• [Exercise description] Look through the lines below and extract any with the word "JSON".
+-------+
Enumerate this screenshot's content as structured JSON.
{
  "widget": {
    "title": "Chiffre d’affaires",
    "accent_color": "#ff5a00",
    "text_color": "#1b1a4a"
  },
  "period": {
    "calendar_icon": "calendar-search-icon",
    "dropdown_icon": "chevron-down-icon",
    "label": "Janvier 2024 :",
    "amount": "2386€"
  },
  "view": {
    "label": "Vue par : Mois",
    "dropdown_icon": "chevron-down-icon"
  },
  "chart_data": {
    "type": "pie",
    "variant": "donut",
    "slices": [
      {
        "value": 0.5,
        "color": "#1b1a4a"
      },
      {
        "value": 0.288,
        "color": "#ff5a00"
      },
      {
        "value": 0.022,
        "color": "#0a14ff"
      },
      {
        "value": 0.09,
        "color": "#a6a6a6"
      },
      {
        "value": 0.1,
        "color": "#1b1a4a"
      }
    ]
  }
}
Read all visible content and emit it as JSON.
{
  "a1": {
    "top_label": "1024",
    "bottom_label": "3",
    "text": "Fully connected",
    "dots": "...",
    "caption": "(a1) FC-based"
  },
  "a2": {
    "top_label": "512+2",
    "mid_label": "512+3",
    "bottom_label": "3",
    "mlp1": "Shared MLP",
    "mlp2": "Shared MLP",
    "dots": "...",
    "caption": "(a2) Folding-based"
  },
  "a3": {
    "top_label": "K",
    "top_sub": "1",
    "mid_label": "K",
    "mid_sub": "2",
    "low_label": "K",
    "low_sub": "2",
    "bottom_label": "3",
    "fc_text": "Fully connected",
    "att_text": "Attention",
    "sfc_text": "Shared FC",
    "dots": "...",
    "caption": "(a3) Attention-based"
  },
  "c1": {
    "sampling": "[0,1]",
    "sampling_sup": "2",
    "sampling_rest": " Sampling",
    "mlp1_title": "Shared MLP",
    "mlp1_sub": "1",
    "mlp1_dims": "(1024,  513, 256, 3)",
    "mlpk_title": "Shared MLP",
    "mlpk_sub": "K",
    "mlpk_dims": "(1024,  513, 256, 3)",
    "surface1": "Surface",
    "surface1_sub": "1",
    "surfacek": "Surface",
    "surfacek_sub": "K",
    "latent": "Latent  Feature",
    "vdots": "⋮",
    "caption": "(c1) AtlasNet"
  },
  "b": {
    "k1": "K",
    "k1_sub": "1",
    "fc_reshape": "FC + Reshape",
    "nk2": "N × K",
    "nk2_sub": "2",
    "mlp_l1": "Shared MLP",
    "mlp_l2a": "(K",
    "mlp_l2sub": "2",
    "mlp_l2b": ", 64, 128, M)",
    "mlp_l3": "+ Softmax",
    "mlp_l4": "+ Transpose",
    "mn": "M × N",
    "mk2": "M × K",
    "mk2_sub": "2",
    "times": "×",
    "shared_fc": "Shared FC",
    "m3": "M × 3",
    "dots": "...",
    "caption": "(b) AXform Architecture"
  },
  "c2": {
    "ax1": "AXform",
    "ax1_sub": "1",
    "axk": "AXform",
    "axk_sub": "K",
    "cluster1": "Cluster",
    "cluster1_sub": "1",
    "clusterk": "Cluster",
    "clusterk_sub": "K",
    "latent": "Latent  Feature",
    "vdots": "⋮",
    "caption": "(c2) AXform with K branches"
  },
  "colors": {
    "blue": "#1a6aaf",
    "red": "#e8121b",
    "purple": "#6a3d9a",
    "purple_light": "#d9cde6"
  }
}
+-------+
• [Task solution]
Enumerate this screenshot's content as structured JSON.
Read all visible content and emit it as JSON.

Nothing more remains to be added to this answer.